--- Supplied records ---
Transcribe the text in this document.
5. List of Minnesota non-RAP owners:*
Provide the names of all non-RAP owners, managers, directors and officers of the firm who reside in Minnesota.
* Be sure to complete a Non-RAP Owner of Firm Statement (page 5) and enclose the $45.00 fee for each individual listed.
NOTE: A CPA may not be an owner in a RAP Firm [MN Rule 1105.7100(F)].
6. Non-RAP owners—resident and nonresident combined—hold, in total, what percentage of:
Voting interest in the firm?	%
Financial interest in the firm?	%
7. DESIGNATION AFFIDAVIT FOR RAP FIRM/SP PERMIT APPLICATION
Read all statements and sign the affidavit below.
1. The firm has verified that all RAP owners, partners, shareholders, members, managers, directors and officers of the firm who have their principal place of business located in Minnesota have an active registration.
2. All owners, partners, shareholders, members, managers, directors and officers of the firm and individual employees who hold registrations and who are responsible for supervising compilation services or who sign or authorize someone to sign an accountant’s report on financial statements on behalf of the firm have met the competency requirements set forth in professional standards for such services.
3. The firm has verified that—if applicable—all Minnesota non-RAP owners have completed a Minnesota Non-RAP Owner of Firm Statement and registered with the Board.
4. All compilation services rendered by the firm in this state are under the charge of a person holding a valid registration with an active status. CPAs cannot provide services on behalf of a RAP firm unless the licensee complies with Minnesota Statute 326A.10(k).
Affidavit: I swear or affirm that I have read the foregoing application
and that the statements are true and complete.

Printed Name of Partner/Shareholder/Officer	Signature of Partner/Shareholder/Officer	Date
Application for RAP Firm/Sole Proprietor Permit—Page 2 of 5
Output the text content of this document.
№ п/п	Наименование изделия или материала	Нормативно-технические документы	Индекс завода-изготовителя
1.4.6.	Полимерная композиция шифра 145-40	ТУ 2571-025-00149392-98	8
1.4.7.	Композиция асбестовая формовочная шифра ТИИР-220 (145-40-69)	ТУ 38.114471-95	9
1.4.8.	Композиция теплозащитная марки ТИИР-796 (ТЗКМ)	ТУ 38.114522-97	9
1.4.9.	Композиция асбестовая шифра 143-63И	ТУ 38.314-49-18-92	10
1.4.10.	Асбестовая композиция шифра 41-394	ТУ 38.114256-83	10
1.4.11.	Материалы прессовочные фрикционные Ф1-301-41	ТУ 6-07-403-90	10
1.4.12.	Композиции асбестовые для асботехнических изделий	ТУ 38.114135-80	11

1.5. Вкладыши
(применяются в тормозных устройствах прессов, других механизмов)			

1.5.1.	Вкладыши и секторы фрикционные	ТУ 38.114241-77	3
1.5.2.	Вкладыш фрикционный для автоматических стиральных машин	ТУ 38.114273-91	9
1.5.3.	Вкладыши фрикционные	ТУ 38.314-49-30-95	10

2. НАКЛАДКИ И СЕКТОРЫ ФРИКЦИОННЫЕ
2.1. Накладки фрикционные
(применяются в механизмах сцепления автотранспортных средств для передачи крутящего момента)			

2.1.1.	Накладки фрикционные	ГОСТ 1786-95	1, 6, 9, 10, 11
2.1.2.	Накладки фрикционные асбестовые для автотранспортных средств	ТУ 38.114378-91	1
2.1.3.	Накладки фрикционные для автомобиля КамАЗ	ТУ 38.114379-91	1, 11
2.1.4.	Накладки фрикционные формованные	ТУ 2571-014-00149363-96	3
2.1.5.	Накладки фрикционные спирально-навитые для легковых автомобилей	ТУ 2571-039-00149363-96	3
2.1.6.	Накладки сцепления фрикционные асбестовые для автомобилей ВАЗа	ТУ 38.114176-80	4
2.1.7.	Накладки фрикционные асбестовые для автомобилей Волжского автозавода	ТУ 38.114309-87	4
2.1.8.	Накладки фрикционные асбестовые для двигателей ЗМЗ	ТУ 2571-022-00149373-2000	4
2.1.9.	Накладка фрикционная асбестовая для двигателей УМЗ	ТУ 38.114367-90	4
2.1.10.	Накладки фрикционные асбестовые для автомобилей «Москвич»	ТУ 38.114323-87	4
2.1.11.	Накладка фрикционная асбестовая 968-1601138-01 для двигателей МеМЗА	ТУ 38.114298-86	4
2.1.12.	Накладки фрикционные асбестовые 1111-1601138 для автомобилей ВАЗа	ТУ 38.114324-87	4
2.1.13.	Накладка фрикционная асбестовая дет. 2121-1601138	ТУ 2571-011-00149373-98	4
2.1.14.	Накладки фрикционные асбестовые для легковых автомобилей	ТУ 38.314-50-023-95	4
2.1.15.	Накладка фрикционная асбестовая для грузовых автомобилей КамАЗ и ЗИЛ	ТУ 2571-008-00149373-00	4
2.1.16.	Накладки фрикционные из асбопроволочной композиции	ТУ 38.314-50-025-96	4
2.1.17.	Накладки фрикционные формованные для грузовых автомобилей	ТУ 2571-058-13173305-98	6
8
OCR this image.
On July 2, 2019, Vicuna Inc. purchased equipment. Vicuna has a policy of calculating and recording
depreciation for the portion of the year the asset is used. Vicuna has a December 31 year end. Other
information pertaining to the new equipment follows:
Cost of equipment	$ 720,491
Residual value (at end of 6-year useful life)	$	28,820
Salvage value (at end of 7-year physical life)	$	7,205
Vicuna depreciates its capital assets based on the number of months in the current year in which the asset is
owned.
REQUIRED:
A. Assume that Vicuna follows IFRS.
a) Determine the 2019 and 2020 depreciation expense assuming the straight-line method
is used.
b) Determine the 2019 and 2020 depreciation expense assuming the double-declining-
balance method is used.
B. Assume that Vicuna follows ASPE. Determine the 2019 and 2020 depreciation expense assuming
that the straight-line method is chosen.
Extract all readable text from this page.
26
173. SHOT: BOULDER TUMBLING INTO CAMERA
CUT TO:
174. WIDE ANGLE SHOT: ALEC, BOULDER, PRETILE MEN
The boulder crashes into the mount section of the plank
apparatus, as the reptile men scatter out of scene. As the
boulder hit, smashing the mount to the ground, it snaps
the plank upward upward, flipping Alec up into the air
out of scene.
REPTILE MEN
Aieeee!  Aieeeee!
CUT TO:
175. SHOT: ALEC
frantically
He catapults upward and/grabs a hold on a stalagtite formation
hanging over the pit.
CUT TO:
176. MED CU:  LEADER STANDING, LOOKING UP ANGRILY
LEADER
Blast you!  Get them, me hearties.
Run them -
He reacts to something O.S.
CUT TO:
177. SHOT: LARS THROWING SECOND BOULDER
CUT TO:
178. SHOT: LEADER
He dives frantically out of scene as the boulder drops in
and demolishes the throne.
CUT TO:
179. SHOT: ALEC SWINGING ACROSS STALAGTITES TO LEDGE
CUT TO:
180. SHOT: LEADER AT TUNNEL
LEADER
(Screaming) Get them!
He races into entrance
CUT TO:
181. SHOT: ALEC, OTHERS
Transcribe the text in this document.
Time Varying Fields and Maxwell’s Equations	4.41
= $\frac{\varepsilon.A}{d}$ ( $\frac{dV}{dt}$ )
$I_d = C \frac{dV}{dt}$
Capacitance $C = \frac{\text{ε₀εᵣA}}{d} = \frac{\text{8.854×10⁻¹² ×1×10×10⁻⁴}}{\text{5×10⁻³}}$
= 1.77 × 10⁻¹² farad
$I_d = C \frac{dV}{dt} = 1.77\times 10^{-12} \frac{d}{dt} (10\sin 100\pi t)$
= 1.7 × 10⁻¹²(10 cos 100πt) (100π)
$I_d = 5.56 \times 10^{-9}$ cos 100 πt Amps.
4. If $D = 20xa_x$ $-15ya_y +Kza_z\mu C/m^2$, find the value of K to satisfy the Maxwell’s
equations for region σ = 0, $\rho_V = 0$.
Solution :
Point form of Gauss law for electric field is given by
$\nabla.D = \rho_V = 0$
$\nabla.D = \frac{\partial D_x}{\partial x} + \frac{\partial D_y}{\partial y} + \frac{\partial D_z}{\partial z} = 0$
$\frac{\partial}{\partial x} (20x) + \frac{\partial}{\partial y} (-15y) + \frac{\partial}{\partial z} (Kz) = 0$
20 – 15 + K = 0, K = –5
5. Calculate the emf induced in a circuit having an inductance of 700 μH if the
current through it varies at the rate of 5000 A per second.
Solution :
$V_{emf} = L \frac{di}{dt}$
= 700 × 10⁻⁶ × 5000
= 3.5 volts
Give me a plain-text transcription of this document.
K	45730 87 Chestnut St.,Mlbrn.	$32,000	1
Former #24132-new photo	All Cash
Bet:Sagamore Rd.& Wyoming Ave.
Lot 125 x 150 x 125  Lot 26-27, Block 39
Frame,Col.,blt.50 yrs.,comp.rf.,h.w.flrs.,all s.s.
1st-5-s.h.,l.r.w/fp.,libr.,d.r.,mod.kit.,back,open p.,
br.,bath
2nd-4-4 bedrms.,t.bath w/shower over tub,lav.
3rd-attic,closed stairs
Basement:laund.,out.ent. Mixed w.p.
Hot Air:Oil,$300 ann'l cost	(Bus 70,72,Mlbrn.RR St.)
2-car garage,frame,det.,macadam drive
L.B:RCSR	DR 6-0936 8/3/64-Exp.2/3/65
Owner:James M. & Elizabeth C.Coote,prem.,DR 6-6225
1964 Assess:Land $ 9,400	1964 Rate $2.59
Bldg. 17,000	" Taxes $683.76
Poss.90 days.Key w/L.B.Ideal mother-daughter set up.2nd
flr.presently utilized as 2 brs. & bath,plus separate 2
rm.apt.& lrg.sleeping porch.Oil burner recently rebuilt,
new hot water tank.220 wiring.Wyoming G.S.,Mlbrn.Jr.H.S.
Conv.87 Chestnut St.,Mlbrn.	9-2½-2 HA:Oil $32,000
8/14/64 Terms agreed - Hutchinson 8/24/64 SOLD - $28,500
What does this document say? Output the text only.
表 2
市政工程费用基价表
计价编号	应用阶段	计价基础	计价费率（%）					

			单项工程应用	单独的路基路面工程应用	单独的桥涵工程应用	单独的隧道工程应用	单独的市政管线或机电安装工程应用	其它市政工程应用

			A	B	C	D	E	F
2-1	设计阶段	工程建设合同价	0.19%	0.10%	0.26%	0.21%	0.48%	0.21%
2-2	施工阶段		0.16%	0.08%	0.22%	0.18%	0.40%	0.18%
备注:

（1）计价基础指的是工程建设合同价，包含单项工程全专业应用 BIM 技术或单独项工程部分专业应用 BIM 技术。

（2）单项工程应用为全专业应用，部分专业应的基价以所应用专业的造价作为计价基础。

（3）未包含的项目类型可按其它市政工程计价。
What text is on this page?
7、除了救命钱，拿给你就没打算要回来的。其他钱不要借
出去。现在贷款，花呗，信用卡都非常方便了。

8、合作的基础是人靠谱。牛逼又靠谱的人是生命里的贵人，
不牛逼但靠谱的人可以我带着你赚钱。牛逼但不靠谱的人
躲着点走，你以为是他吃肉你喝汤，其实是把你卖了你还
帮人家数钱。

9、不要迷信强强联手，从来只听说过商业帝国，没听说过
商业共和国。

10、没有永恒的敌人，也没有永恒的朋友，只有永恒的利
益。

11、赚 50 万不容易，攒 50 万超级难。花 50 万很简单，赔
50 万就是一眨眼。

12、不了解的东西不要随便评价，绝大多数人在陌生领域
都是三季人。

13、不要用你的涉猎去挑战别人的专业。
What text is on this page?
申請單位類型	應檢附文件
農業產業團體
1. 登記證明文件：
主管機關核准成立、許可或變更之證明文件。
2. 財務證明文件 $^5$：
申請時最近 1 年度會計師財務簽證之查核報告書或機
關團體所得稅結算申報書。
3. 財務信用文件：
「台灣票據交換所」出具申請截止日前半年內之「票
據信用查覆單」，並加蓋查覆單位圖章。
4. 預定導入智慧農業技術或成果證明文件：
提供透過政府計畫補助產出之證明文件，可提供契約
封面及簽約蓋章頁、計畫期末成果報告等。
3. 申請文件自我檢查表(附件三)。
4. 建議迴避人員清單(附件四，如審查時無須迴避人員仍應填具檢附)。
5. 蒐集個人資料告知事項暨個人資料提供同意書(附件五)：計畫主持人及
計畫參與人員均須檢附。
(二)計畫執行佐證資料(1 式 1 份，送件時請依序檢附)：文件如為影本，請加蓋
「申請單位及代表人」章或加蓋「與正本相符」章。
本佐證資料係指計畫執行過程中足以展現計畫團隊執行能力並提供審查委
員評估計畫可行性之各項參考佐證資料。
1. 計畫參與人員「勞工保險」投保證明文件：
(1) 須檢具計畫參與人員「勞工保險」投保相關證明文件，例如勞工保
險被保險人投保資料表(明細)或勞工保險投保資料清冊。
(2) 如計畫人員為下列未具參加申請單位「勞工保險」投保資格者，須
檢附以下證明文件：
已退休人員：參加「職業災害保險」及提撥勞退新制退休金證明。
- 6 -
---
The exercise → List every line above that contains the word "Output".

Response to this exercise →
Output the text content of this document.
What does this document say? Output the text only.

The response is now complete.